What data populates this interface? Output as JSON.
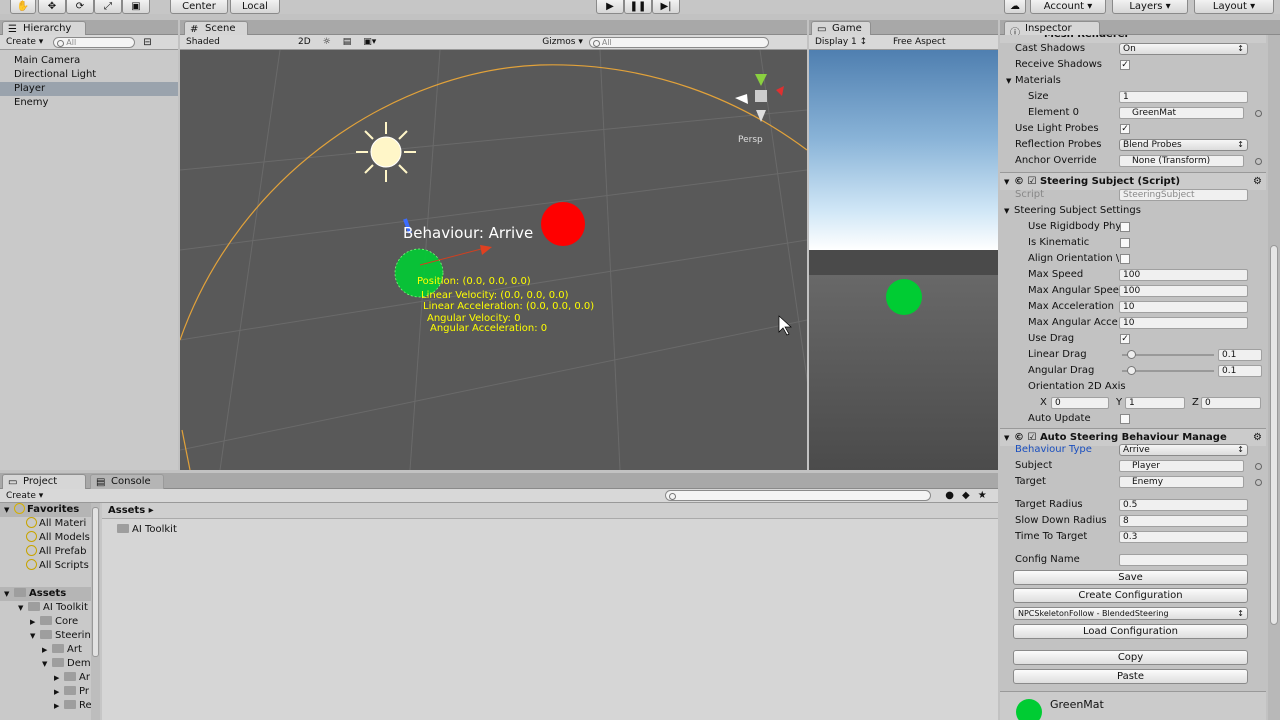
{
  "toolbar": {
    "pivot": "Center",
    "space": "Local",
    "account": "Account",
    "layers": "Layers",
    "layout": "Layout"
  },
  "hierarchy": {
    "tab": "Hierarchy",
    "create": "Create",
    "search": "All",
    "items": [
      "Main Camera",
      "Directional Light",
      "Player",
      "Enemy"
    ],
    "selected": 2
  },
  "scene": {
    "tab": "Scene",
    "shading": "Shaded",
    "mode2d": "2D",
    "gizmos": "Gizmos",
    "search": "All",
    "persp": "Persp",
    "label": "Behaviour: Arrive",
    "info": [
      "Position: (0.0, 0.0, 0.0)",
      "Linear Velocity: (0.0, 0.0, 0.0)",
      "Linear Acceleration: (0.0, 0.0, 0.0)",
      "Angular Velocity: 0",
      "Angular Acceleration: 0"
    ]
  },
  "game": {
    "tab": "Game",
    "display": "Display 1",
    "aspect": "Free Aspect"
  },
  "inspector": {
    "tab": "Inspector",
    "header_cut": "Mesh Renderer",
    "rows": [
      {
        "label": "Cast Shadows",
        "value": "On",
        "kind": "popup"
      },
      {
        "label": "Receive Shadows",
        "kind": "check",
        "checked": "✓"
      },
      {
        "label": "Materials",
        "kind": "fold"
      },
      {
        "label": "Size",
        "value": "1",
        "kind": "field",
        "indent": 1
      },
      {
        "label": "Element 0",
        "value": "GreenMat",
        "kind": "obj",
        "indent": 1
      },
      {
        "label": "Use Light Probes",
        "kind": "check",
        "checked": "✓"
      },
      {
        "label": "Reflection Probes",
        "value": "Blend Probes",
        "kind": "popup"
      },
      {
        "label": "Anchor Override",
        "value": "None (Transform)",
        "kind": "obj"
      }
    ],
    "steering": {
      "title": "Steering Subject (Script)",
      "script_label": "Script",
      "script_value": "SteeringSubject",
      "settings": "Steering Subject Settings",
      "rows": [
        {
          "label": "Use Rigidbody Phy",
          "kind": "check",
          "checked": ""
        },
        {
          "label": "Is Kinematic",
          "kind": "check",
          "checked": ""
        },
        {
          "label": "Align Orientation \\",
          "kind": "check",
          "checked": ""
        },
        {
          "label": "Max Speed",
          "value": "100",
          "kind": "field"
        },
        {
          "label": "Max Angular Spee",
          "value": "100",
          "kind": "field"
        },
        {
          "label": "Max Acceleration",
          "value": "10",
          "kind": "field"
        },
        {
          "label": "Max Angular Acce",
          "value": "10",
          "kind": "field"
        },
        {
          "label": "Use Drag",
          "kind": "check",
          "checked": "✓"
        },
        {
          "label": "Linear Drag",
          "value": "0.1",
          "kind": "slider"
        },
        {
          "label": "Angular Drag",
          "value": "0.1",
          "kind": "slider"
        }
      ],
      "orient_label": "Orientation 2D Axis",
      "x": "0",
      "y": "1",
      "z": "0",
      "xl": "X",
      "yl": "Y",
      "zl": "Z",
      "auto_update": "Auto Update"
    },
    "auto": {
      "title": "Auto Steering Behaviour Manage",
      "rows": [
        {
          "label": "Behaviour Type",
          "value": "Arrive",
          "kind": "popup"
        },
        {
          "label": "Subject",
          "value": "Player",
          "kind": "obj"
        },
        {
          "label": "Target",
          "value": "Enemy",
          "kind": "obj"
        }
      ],
      "rows2": [
        {
          "label": "Target Radius",
          "value": "0.5"
        },
        {
          "label": "Slow Down Radius",
          "value": "8"
        },
        {
          "label": "Time To Target",
          "value": "0.3"
        }
      ],
      "config_label": "Config Name",
      "config_value": "",
      "save": "Save",
      "create": "Create Configuration",
      "preset": "NPCSkeletonFollow - BlendedSteering",
      "load": "Load Configuration",
      "copy": "Copy",
      "paste": "Paste"
    },
    "material": "GreenMat"
  },
  "project": {
    "tab": "Project",
    "console": "Console",
    "create": "Create",
    "favorites": "Favorites",
    "fav_items": [
      "All Materi",
      "All Models",
      "All Prefab",
      "All Scripts"
    ],
    "assets": "Assets",
    "tree": [
      {
        "t": "AI Toolkit",
        "d": 1
      },
      {
        "t": "Core",
        "d": 2
      },
      {
        "t": "Steerin",
        "d": 2
      },
      {
        "t": "Art",
        "d": 3
      },
      {
        "t": "Demo",
        "d": 3
      },
      {
        "t": "Ar",
        "d": 4
      },
      {
        "t": "Pr",
        "d": 4
      },
      {
        "t": "Re",
        "d": 4
      }
    ],
    "crumb": "Assets",
    "folder": "AI Toolkit"
  },
  "colors": {
    "enemy": "#ff0000",
    "player": "#00cc33",
    "label": "#ffff00"
  }
}
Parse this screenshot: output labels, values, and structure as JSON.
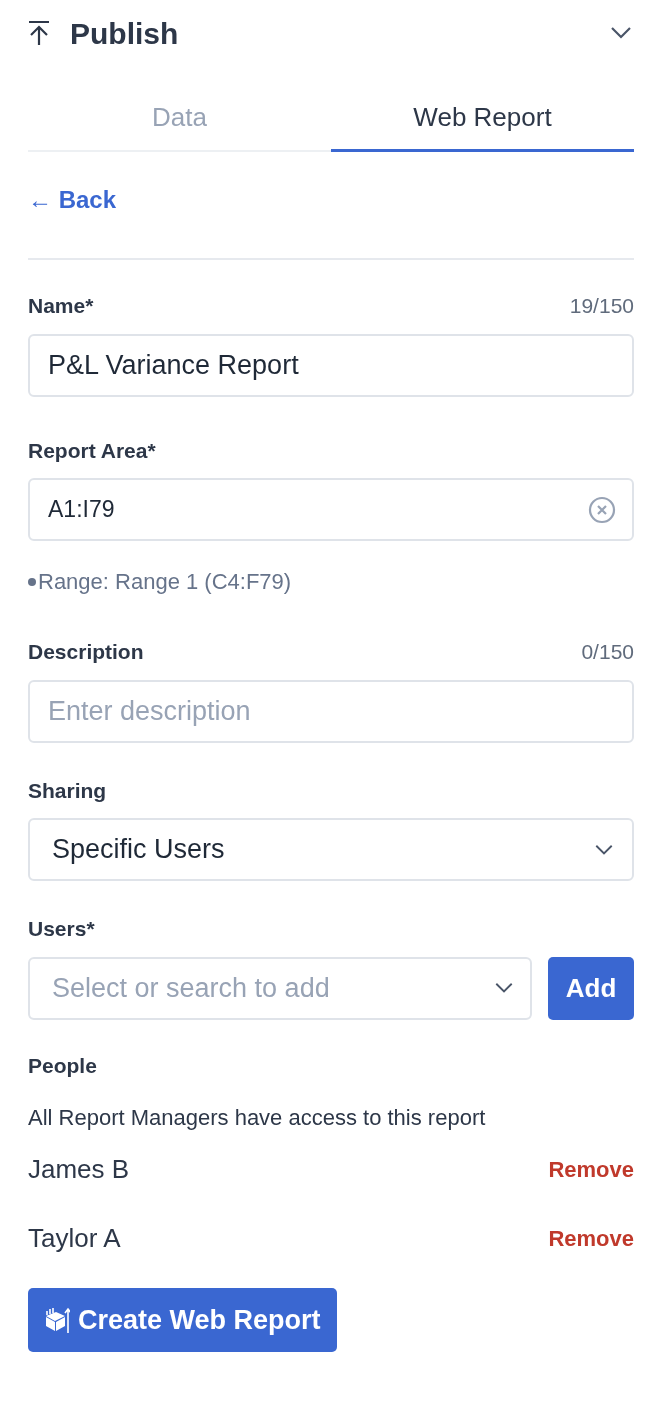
{
  "panel": {
    "title": "Publish",
    "expanded": true
  },
  "tabs": [
    {
      "label": "Data",
      "selected": false
    },
    {
      "label": "Web Report",
      "selected": true
    }
  ],
  "back_link": "← Back",
  "name_field": {
    "label": "Name*",
    "counter": "19/150",
    "value": "P&L Variance Report"
  },
  "report_area": {
    "label": "Report Area*",
    "value": "A1:I79",
    "hint": "Range: Range 1 (C4:F79)"
  },
  "description": {
    "label": "Description",
    "counter": "0/150",
    "placeholder": "Enter description"
  },
  "sharing": {
    "label": "Sharing",
    "value": "Specific Users"
  },
  "users": {
    "label": "Users*",
    "placeholder": "Select or search to add",
    "add_button": "Add"
  },
  "people": {
    "title": "People",
    "note": "All Report Managers have access to this report",
    "items": [
      {
        "name": "James B",
        "action": "Remove"
      },
      {
        "name": "Taylor A",
        "action": "Remove"
      }
    ]
  },
  "submit_button": "Create Web Report"
}
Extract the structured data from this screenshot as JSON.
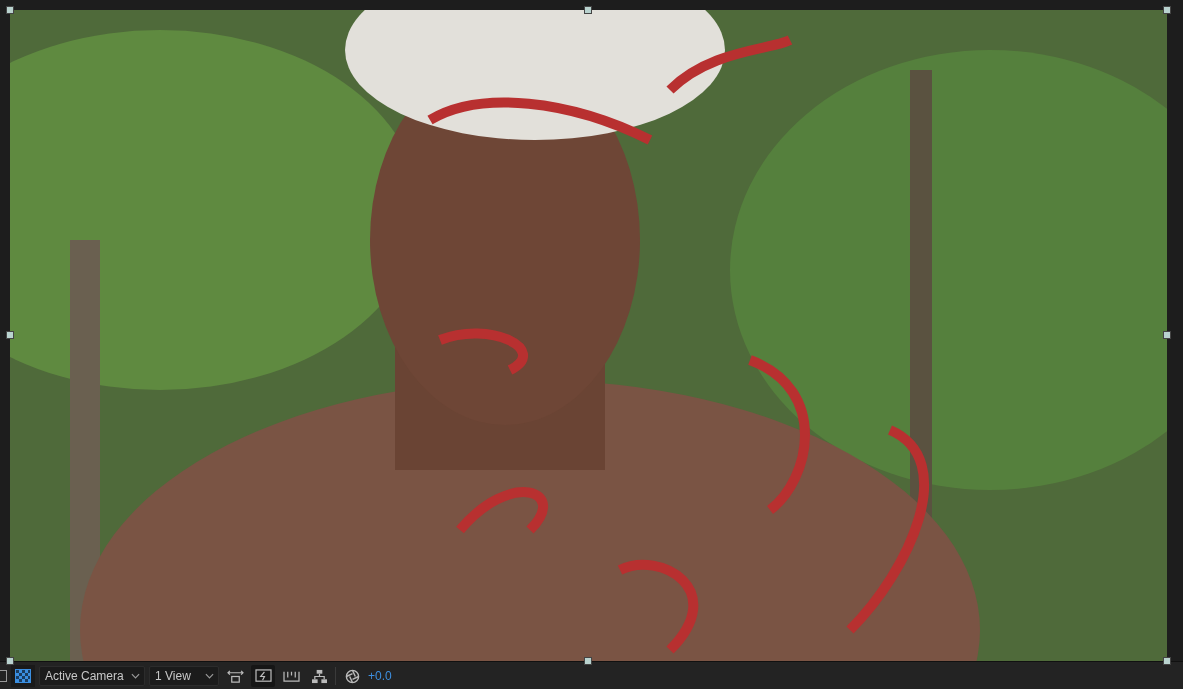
{
  "toolbar": {
    "transparency_grid": {
      "on": true
    },
    "camera": "Active Camera",
    "views": "1 View",
    "fast_previews": {
      "on": true
    },
    "exposure": "+0.0"
  }
}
▬▬▬▬▬▬▬▬▬▬
Leave out all pictures and extract exactly the lines from the line with "Extract the structured" through the end of the material.

**The completed task**.
Extract the structured data from this screenshot as JSON.
{
  "toolbar": {
    "transparency_grid": {
      "on": true
    },
    "camera": "Active Camera",
    "views": "1 View",
    "fast_previews": {
      "on": true
    },
    "exposure": "+0.0"
  }
}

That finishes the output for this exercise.